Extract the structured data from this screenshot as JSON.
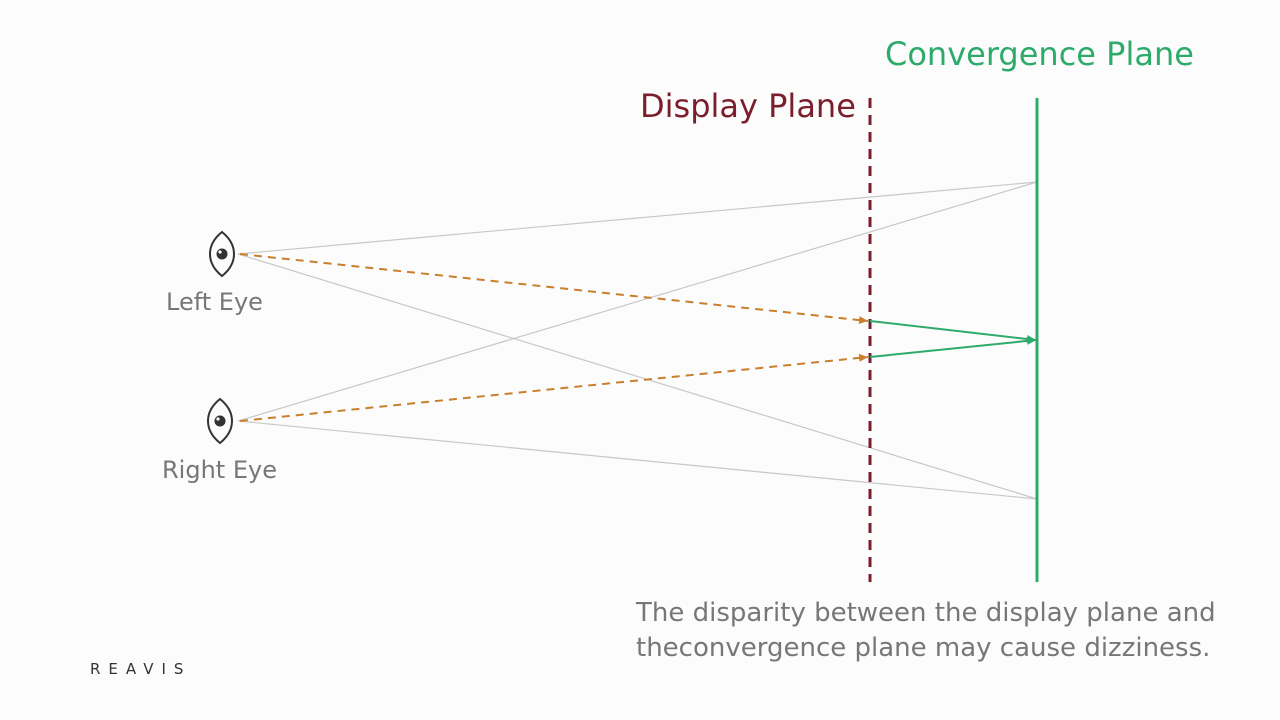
{
  "display_plane": {
    "label": "Display Plane",
    "color": "#7a1e2c"
  },
  "convergence_plane": {
    "label": "Convergence Plane",
    "color": "#2eaa6a"
  },
  "left_eye": {
    "label": "Left Eye",
    "icon": "eye-icon"
  },
  "right_eye": {
    "label": "Right Eye",
    "icon": "eye-icon"
  },
  "colors": {
    "ray_dashed": "#c97f2c",
    "ray_gray": "#c8c8c8",
    "text_gray": "#777777"
  },
  "caption": {
    "line1": "The disparity between the display plane and",
    "line2": "theconvergence plane may cause dizziness."
  },
  "logo": {
    "text": "REAVIS"
  }
}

TASK TO CARRY OUT = Omit the pictures. Output every record above word for word.

PROBLEM SOLUTION =
Extract the structured data from this screenshot as JSON.
{
  "display_plane": {
    "label": "Display Plane",
    "color": "#7a1e2c"
  },
  "convergence_plane": {
    "label": "Convergence Plane",
    "color": "#2eaa6a"
  },
  "left_eye": {
    "label": "Left Eye",
    "icon": "eye-icon"
  },
  "right_eye": {
    "label": "Right Eye",
    "icon": "eye-icon"
  },
  "colors": {
    "ray_dashed": "#c97f2c",
    "ray_gray": "#c8c8c8",
    "text_gray": "#777777"
  },
  "caption": {
    "line1": "The disparity between the display plane and",
    "line2": "theconvergence plane may cause dizziness."
  },
  "logo": {
    "text": "REAVIS"
  }
}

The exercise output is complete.